- _WHAT YOU NEED TO DO_: Write out the material exactly, without any of its pictures.

- _INFORMATION SUPPLIED_:
+===+

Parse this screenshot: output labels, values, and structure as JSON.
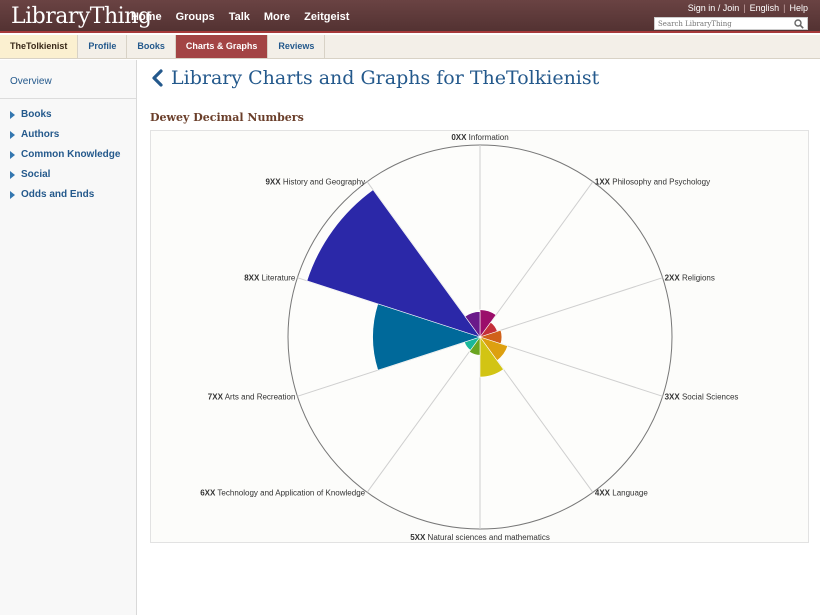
{
  "header": {
    "logo_text": "LibraryThing",
    "nav": [
      "Home",
      "Groups",
      "Talk",
      "More",
      "Zeitgeist"
    ],
    "utility": [
      "Sign in / Join",
      "English",
      "Help"
    ],
    "search_placeholder": "Search LibraryThing"
  },
  "tabs": [
    {
      "label": "TheTolkienist",
      "state": "first"
    },
    {
      "label": "Profile",
      "state": ""
    },
    {
      "label": "Books",
      "state": ""
    },
    {
      "label": "Charts & Graphs",
      "state": "active"
    },
    {
      "label": "Reviews",
      "state": ""
    }
  ],
  "sidebar": {
    "overview": "Overview",
    "items": [
      "Books",
      "Authors",
      "Common Knowledge",
      "Social",
      "Odds and Ends"
    ]
  },
  "page_title": "Library Charts and Graphs for TheTolkienist",
  "section_title": "Dewey Decimal Numbers",
  "colors": {
    "header_bg": "#5c3a3a",
    "active_tab": "#a34444",
    "link": "#24598c"
  },
  "chart_data": {
    "type": "polar-area",
    "title": "",
    "max_value": 1.0,
    "categories": [
      {
        "code": "0XX",
        "name": "Information",
        "value": 0.15,
        "color": "#9b0e6a"
      },
      {
        "code": "1XX",
        "name": "Philosophy and Psychology",
        "value": 0.1,
        "color": "#c4303a"
      },
      {
        "code": "2XX",
        "name": "Religions",
        "value": 0.12,
        "color": "#d0611a"
      },
      {
        "code": "3XX",
        "name": "Social Sciences",
        "value": 0.16,
        "color": "#dda010"
      },
      {
        "code": "4XX",
        "name": "Language",
        "value": 0.22,
        "color": "#d2c414"
      },
      {
        "code": "5XX",
        "name": "Natural sciences and mathematics",
        "value": 0.1,
        "color": "#6aa520"
      },
      {
        "code": "6XX",
        "name": "Technology and Application of Knowledge",
        "value": 0.09,
        "color": "#1ab89a"
      },
      {
        "code": "7XX",
        "name": "Arts and Recreation",
        "value": 0.59,
        "color": "#00699a"
      },
      {
        "code": "8XX",
        "name": "Literature",
        "value": 1.0,
        "color": "#2b28a8"
      },
      {
        "code": "9XX",
        "name": "History and Geography",
        "value": 0.14,
        "color": "#6a1a8a"
      }
    ]
  }
}
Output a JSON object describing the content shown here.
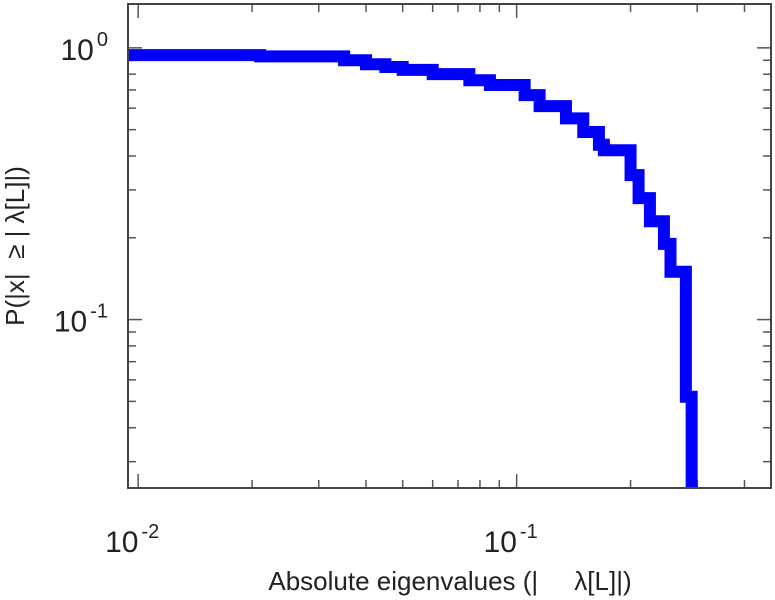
{
  "chart_data": {
    "type": "line",
    "xlabel": "Absolute eigenvalues (|     λ[L]|)",
    "ylabel": "P(|x|  ≥ | λ[L]|)",
    "x_scale": "log",
    "y_scale": "log",
    "xlim": [
      0.0094,
      0.47
    ],
    "ylim": [
      0.024,
      1.45
    ],
    "x_ticks": [
      {
        "value": 0.01,
        "base": "10",
        "exp": "-2"
      },
      {
        "value": 0.1,
        "base": "10",
        "exp": "-1"
      }
    ],
    "y_ticks": [
      {
        "value": 1,
        "base": "10",
        "exp": "0"
      },
      {
        "value": 0.1,
        "base": "10",
        "exp": "-1"
      }
    ],
    "grid": false,
    "series": [
      {
        "color": "#0000ff",
        "step": true,
        "x": [
          0.0094,
          0.021,
          0.035,
          0.04,
          0.045,
          0.05,
          0.06,
          0.075,
          0.085,
          0.105,
          0.115,
          0.135,
          0.15,
          0.165,
          0.17,
          0.2,
          0.21,
          0.225,
          0.245,
          0.255,
          0.28,
          0.29
        ],
        "y": [
          0.94,
          0.93,
          0.9,
          0.87,
          0.85,
          0.83,
          0.8,
          0.76,
          0.73,
          0.67,
          0.61,
          0.55,
          0.49,
          0.44,
          0.42,
          0.34,
          0.28,
          0.23,
          0.19,
          0.15,
          0.052,
          0.024
        ]
      }
    ]
  }
}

+===+

- _REPLY TO THE TASK_:
Parse this screenshot: output labels, values, and structure as JSON.
{
  "header": {
    "logo_text": "LibraryThing",
    "nav": [
      "Home",
      "Groups",
      "Talk",
      "More",
      "Zeitgeist"
    ],
    "utility": [
      "Sign in / Join",
      "English",
      "Help"
    ],
    "search_placeholder": "Search LibraryThing"
  },
  "tabs": [
    {
      "label": "TheTolkienist",
      "state": "first"
    },
    {
      "label": "Profile",
      "state": ""
    },
    {
      "label": "Books",
      "state": ""
    },
    {
      "label": "Charts & Graphs",
      "state": "active"
    },
    {
      "label": "Reviews",
      "state": ""
    }
  ],
  "sidebar": {
    "overview": "Overview",
    "items": [
      "Books",
      "Authors",
      "Common Knowledge",
      "Social",
      "Odds and Ends"
    ]
  },
  "page_title": "Library Charts and Graphs for TheTolkienist",
  "section_title": "Dewey Decimal Numbers",
  "colors": {
    "header_bg": "#5c3a3a",
    "active_tab": "#a34444",
    "link": "#24598c"
  },
  "chart_data": {
    "type": "polar-area",
    "title": "",
    "max_value": 1.0,
    "categories": [
      {
        "code": "0XX",
        "name": "Information",
        "value": 0.15,
        "color": "#9b0e6a"
      },
      {
        "code": "1XX",
        "name": "Philosophy and Psychology",
        "value": 0.1,
        "color": "#c4303a"
      },
      {
        "code": "2XX",
        "name": "Religions",
        "value": 0.12,
        "color": "#d0611a"
      },
      {
        "code": "3XX",
        "name": "Social Sciences",
        "value": 0.16,
        "color": "#dda010"
      },
      {
        "code": "4XX",
        "name": "Language",
        "value": 0.22,
        "color": "#d2c414"
      },
      {
        "code": "5XX",
        "name": "Natural sciences and mathematics",
        "value": 0.1,
        "color": "#6aa520"
      },
      {
        "code": "6XX",
        "name": "Technology and Application of Knowledge",
        "value": 0.09,
        "color": "#1ab89a"
      },
      {
        "code": "7XX",
        "name": "Arts and Recreation",
        "value": 0.59,
        "color": "#00699a"
      },
      {
        "code": "8XX",
        "name": "Literature",
        "value": 1.0,
        "color": "#2b28a8"
      },
      {
        "code": "9XX",
        "name": "History and Geography",
        "value": 0.14,
        "color": "#6a1a8a"
      }
    ]
  }
}
Output a JSON object describing the content shown here.
{
  "chart_data": {
    "type": "line",
    "xlabel": "Absolute eigenvalues (|     λ[L]|)",
    "ylabel": "P(|x|  ≥ | λ[L]|)",
    "x_scale": "log",
    "y_scale": "log",
    "xlim": [
      0.0094,
      0.47
    ],
    "ylim": [
      0.024,
      1.45
    ],
    "x_ticks": [
      {
        "value": 0.01,
        "base": "10",
        "exp": "-2"
      },
      {
        "value": 0.1,
        "base": "10",
        "exp": "-1"
      }
    ],
    "y_ticks": [
      {
        "value": 1,
        "base": "10",
        "exp": "0"
      },
      {
        "value": 0.1,
        "base": "10",
        "exp": "-1"
      }
    ],
    "grid": false,
    "series": [
      {
        "color": "#0000ff",
        "step": true,
        "x": [
          0.0094,
          0.021,
          0.035,
          0.04,
          0.045,
          0.05,
          0.06,
          0.075,
          0.085,
          0.105,
          0.115,
          0.135,
          0.15,
          0.165,
          0.17,
          0.2,
          0.21,
          0.225,
          0.245,
          0.255,
          0.28,
          0.29
        ],
        "y": [
          0.94,
          0.93,
          0.9,
          0.87,
          0.85,
          0.83,
          0.8,
          0.76,
          0.73,
          0.67,
          0.61,
          0.55,
          0.49,
          0.44,
          0.42,
          0.34,
          0.28,
          0.23,
          0.19,
          0.15,
          0.052,
          0.024
        ]
      }
    ]
  }
}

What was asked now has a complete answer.